* What is needed
Every entry below should be transcribed exactly; pictures stay out of the copy.

┌─ Task input

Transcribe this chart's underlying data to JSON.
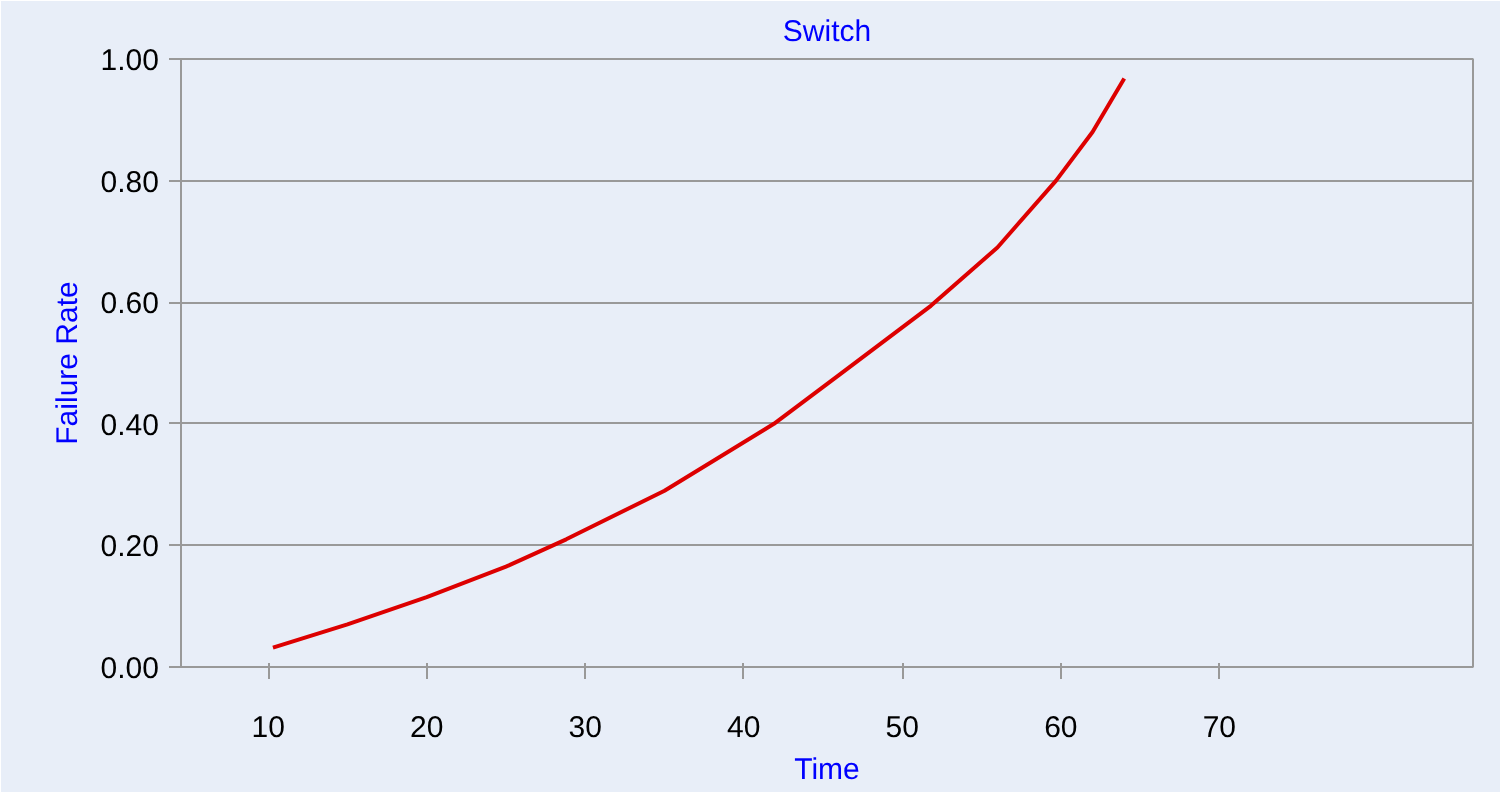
{
  "chart_data": {
    "type": "line",
    "title": "Switch",
    "xlabel": "Time",
    "ylabel": "Failure Rate",
    "x": [
      10.3,
      15,
      20,
      25,
      28.8,
      35,
      41.9,
      46,
      51.8,
      56,
      59.7,
      62,
      64
    ],
    "series": [
      {
        "color": "#dd0000",
        "values": [
          0.032,
          0.07,
          0.115,
          0.165,
          0.21,
          0.29,
          0.4,
          0.48,
          0.594,
          0.69,
          0.8,
          0.88,
          0.968
        ]
      }
    ],
    "xlim": [
      4.5,
      86
    ],
    "xticks": [
      10,
      20,
      30,
      40,
      50,
      60,
      70
    ],
    "ylim": [
      0,
      1
    ],
    "yticks": [
      {
        "value": 0,
        "label": "0.00"
      },
      {
        "value": 0.2,
        "label": "0.20"
      },
      {
        "value": 0.4,
        "label": "0.40"
      },
      {
        "value": 0.6,
        "label": "0.60"
      },
      {
        "value": 0.8,
        "label": "0.80"
      },
      {
        "value": 1,
        "label": "1.00"
      }
    ],
    "grid": "y",
    "marker": "none",
    "line_style": "solid"
  }
}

└─

* Full output
Transcribe this chart's underlying data to JSON.
{
  "chart_data": {
    "type": "line",
    "title": "Switch",
    "xlabel": "Time",
    "ylabel": "Failure Rate",
    "x": [
      10.3,
      15,
      20,
      25,
      28.8,
      35,
      41.9,
      46,
      51.8,
      56,
      59.7,
      62,
      64
    ],
    "series": [
      {
        "color": "#dd0000",
        "values": [
          0.032,
          0.07,
          0.115,
          0.165,
          0.21,
          0.29,
          0.4,
          0.48,
          0.594,
          0.69,
          0.8,
          0.88,
          0.968
        ]
      }
    ],
    "xlim": [
      4.5,
      86
    ],
    "xticks": [
      10,
      20,
      30,
      40,
      50,
      60,
      70
    ],
    "ylim": [
      0,
      1
    ],
    "yticks": [
      {
        "value": 0,
        "label": "0.00"
      },
      {
        "value": 0.2,
        "label": "0.20"
      },
      {
        "value": 0.4,
        "label": "0.40"
      },
      {
        "value": 0.6,
        "label": "0.60"
      },
      {
        "value": 0.8,
        "label": "0.80"
      },
      {
        "value": 1,
        "label": "1.00"
      }
    ],
    "grid": "y",
    "marker": "none",
    "line_style": "solid"
  }
}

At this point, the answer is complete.